TASK DESCRIPTION => In the transcript excerpt about the Diet Coke commercial, what explanation does Wild offer when Camerota asks why there was a backlash to the corporate sponsorship? Answer in one to three sentences.

>> START TEXT EXCERPT

ANISTON: Oh my god, Ross, no, hang up the phone. Give me the phone, Ross. Give me the phone. Give me the phone. Give me the --

CAMEROTA: And is that when NBC started to try to capitalize on them and their success?

KAUFFMAN: There was this opportunity to do a Diet Coke commercial and for some reason, we all said yes.

UNIDENTIFIED MALE: Buy specially marked packages of Diet Coke, watch the Diet Coke commercial during "Friends."

UNIDENTIFIED MALE: There was this Diet Coke commercial that people did not seem to like.

UNIDENTIFIED MALE: Who was going to drink the Diet Coke?

CAMEROTA: Why was there a backlash to them having a corporate sponsorship?

WILD: The truth is you had Warner Brothers and you had NBC wanting to capitalize on their show. PERRY: I feel violated and not in a good way.

>> END TEXT EXCERPT
>> START PROVIDED RECORDS

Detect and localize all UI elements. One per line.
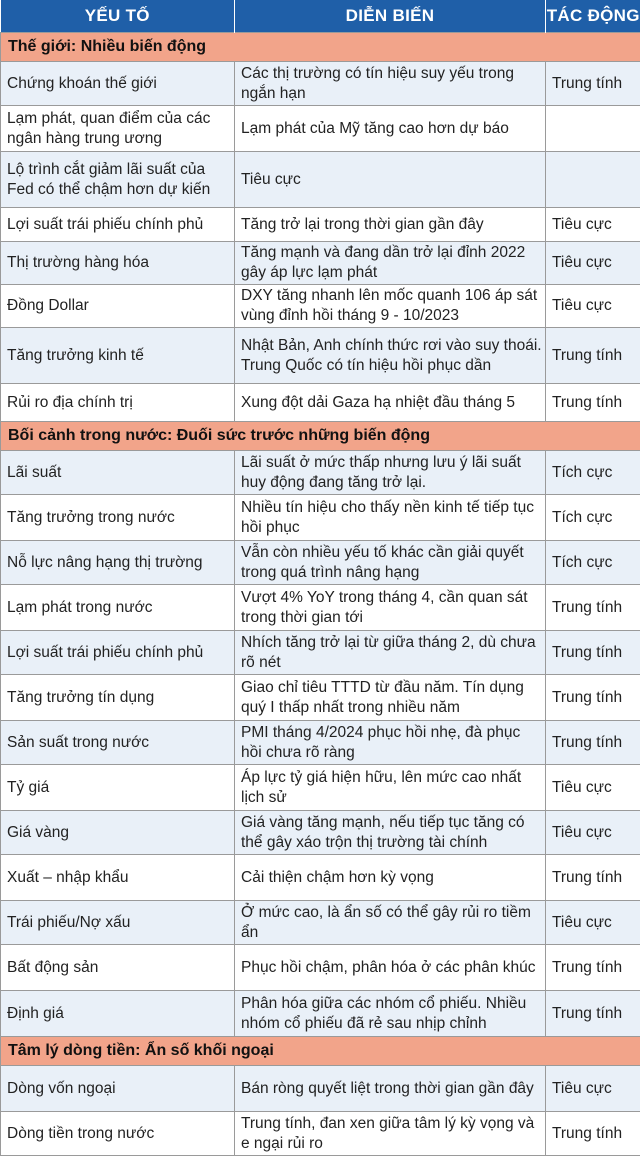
- cell-impact: Tiêu cực: [546, 1066, 640, 1112]
- header-impact: TÁC ĐỘNG: [546, 0, 640, 33]
- cell-impact: Tiêu cực: [546, 242, 640, 285]
- cell-factor: Lạm phát trong nước: [1, 585, 235, 631]
- section-header: [1, 422, 640, 451]
- cell-impact: [546, 152, 640, 208]
- table-row: [1, 451, 640, 495]
- cell-trend: Giá vàng tăng mạnh, nếu tiếp tục tăng có thể gây xáo trộn thị trường tài chính: [235, 811, 546, 855]
- cell-trend: Giao chỉ tiêu TTTD từ đầu năm. Tín dụng quý I thấp nhất trong nhiều năm: [235, 675, 546, 721]
- cell-factor: Trái phiếu/Nợ xấu: [1, 901, 235, 945]
- cell-factor: Bất động sản: [1, 945, 235, 991]
- table-row: [1, 855, 640, 901]
- table-row: [1, 285, 640, 328]
- cell-impact: Tiêu cực: [546, 208, 640, 242]
- cell-impact: Trung tính: [546, 675, 640, 721]
- cell-factor: Sản suất trong nước: [1, 721, 235, 765]
- cell-trend: Trung tính, đan xen giữa tâm lý kỳ vọng và e ngại rủi ro: [235, 1112, 546, 1156]
- table-row: [1, 328, 640, 384]
- cell-impact: Tích cực: [546, 451, 640, 495]
- table-header: [1, 0, 640, 33]
- cell-trend: Cải thiện chậm hơn kỳ vọng: [235, 855, 546, 901]
- cell-factor: Dòng vốn ngoại: [1, 1066, 235, 1112]
- cell-impact: Tiêu cực: [546, 901, 640, 945]
- table-row: [1, 541, 640, 585]
- cell-trend: Áp lực tỷ giá hiện hữu, lên mức cao nhất lịch sử: [235, 765, 546, 811]
- table-row: [1, 495, 640, 541]
- cell-impact: Tích cực: [546, 541, 640, 585]
- cell-trend: Ở mức cao, là ẩn số có thể gây rủi ro tiềm ẩn: [235, 901, 546, 945]
- section-title: Tâm lý dòng tiền: Ẩn số khối ngoại: [1, 1037, 640, 1066]
- table-row: [1, 1066, 640, 1112]
- cell-trend: Tăng trở lại trong thời gian gần đây: [235, 208, 546, 242]
- header-trend: DIỄN BIẾN: [235, 0, 546, 33]
- cell-trend: Tăng mạnh và đang dần trở lại đỉnh 2022 gây áp lực lạm phát: [235, 242, 546, 285]
- section-header: [1, 33, 640, 62]
- cell-impact: Trung tính: [546, 585, 640, 631]
- section-title: Bối cảnh trong nước: Đuối sức trước những biến động: [1, 422, 640, 451]
- table-row: [1, 62, 640, 106]
- table-row: [1, 152, 640, 208]
- table-row: [1, 901, 640, 945]
- table-body: [1, 33, 640, 1156]
- cell-trend: Vượt 4% YoY trong tháng 4, cần quan sát trong thời gian tới: [235, 585, 546, 631]
- cell-impact: Trung tính: [546, 62, 640, 106]
- cell-impact: Trung tính: [546, 1112, 640, 1156]
- table-row: [1, 765, 640, 811]
- cell-trend: Nhiều tín hiệu cho thấy nền kinh tế tiếp tục hồi phục: [235, 495, 546, 541]
- cell-impact: Trung tính: [546, 855, 640, 901]
- section-header: [1, 1037, 640, 1066]
- cell-factor: Lợi suất trái phiếu chính phủ: [1, 631, 235, 675]
- cell-impact: Tiêu cực: [546, 765, 640, 811]
- cell-factor: Giá vàng: [1, 811, 235, 855]
- section-title: Thế giới: Nhiều biến động: [1, 33, 640, 62]
- cell-factor: Tỷ giá: [1, 765, 235, 811]
- cell-factor: Tăng trưởng kinh tế: [1, 328, 235, 384]
- table-row: [1, 208, 640, 242]
- cell-trend: Các thị trường có tín hiệu suy yếu trong ngắn hạn: [235, 62, 546, 106]
- cell-impact: Trung tính: [546, 945, 640, 991]
- cell-factor: Lộ trình cắt giảm lãi suất của Fed có thể chậm hơn dự kiến: [1, 152, 235, 208]
- cell-trend: Phân hóa giữa các nhóm cổ phiếu. Nhiều nhóm cổ phiếu đã rẻ sau nhịp chỉnh: [235, 991, 546, 1037]
- cell-impact: Trung tính: [546, 721, 640, 765]
- table-row: [1, 811, 640, 855]
- cell-trend: Tiêu cực: [235, 152, 546, 208]
- table-row: [1, 242, 640, 285]
- cell-factor: Lãi suất: [1, 451, 235, 495]
- cell-trend: Lãi suất ở mức thấp nhưng lưu ý lãi suất huy động đang tăng trở lại.: [235, 451, 546, 495]
- cell-trend: PMI tháng 4/2024 phục hồi nhẹ, đà phục hồi chưa rõ ràng: [235, 721, 546, 765]
- cell-trend: Nhật Bản, Anh chính thức rơi vào suy thoái. Trung Quốc có tín hiệu hồi phục dần: [235, 328, 546, 384]
- cell-factor: Rủi ro địa chính trị: [1, 384, 235, 422]
- cell-factor: Định giá: [1, 991, 235, 1037]
- cell-trend: DXY tăng nhanh lên mốc quanh 106 áp sát vùng đỉnh hồi tháng 9 - 10/2023: [235, 285, 546, 328]
- table-row: [1, 945, 640, 991]
- cell-impact: Trung tính: [546, 328, 640, 384]
- cell-factor: Xuất – nhập khẩu: [1, 855, 235, 901]
- cell-factor: Tăng trưởng tín dụng: [1, 675, 235, 721]
- cell-factor: Dòng tiền trong nước: [1, 1112, 235, 1156]
- cell-trend: Nhích tăng trở lại từ giữa tháng 2, dù chưa rõ nét: [235, 631, 546, 675]
- table-row: [1, 106, 640, 152]
- cell-impact: Tiêu cực: [546, 811, 640, 855]
- cell-impact: Trung tính: [546, 384, 640, 422]
- cell-impact: Tích cực: [546, 495, 640, 541]
- table-row: [1, 631, 640, 675]
- cell-factor: Lạm phát, quan điểm của các ngân hàng trung ương: [1, 106, 235, 152]
- table-row: [1, 585, 640, 631]
- cell-impact: Trung tính: [546, 631, 640, 675]
- cell-trend: Phục hồi chậm, phân hóa ở các phân khúc: [235, 945, 546, 991]
- table-row: [1, 675, 640, 721]
- table-row: [1, 384, 640, 422]
- cell-factor: Lợi suất trái phiếu chính phủ: [1, 208, 235, 242]
- table-row: [1, 1112, 640, 1156]
- cell-factor: Nỗ lực nâng hạng thị trường: [1, 541, 235, 585]
- cell-impact: [546, 106, 640, 152]
- cell-trend: Xung đột dải Gaza hạ nhiệt đầu tháng 5: [235, 384, 546, 422]
- cell-factor: Thị trường hàng hóa: [1, 242, 235, 285]
- cell-factor: Tăng trưởng trong nước: [1, 495, 235, 541]
- cell-trend: Bán ròng quyết liệt trong thời gian gần đây: [235, 1066, 546, 1112]
- table-row: [1, 991, 640, 1037]
- cell-trend: Vẫn còn nhiều yếu tố khác cần giải quyết trong quá trình nâng hạng: [235, 541, 546, 585]
- cell-factor: Đồng Dollar: [1, 285, 235, 328]
- table-row: [1, 721, 640, 765]
- header-factor: YẾU TỐ: [1, 0, 235, 33]
- cell-trend: Lạm phát của Mỹ tăng cao hơn dự báo: [235, 106, 546, 152]
- cell-factor: Chứng khoán thế giới: [1, 62, 235, 106]
- cell-impact: Trung tính: [546, 991, 640, 1037]
- cell-impact: Tiêu cực: [546, 285, 640, 328]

>> END PROVIDED RECORDS

SOLUTION TO THIS TASK => Wild explains that Warner Brothers and NBC both wanted to capitalize on their show.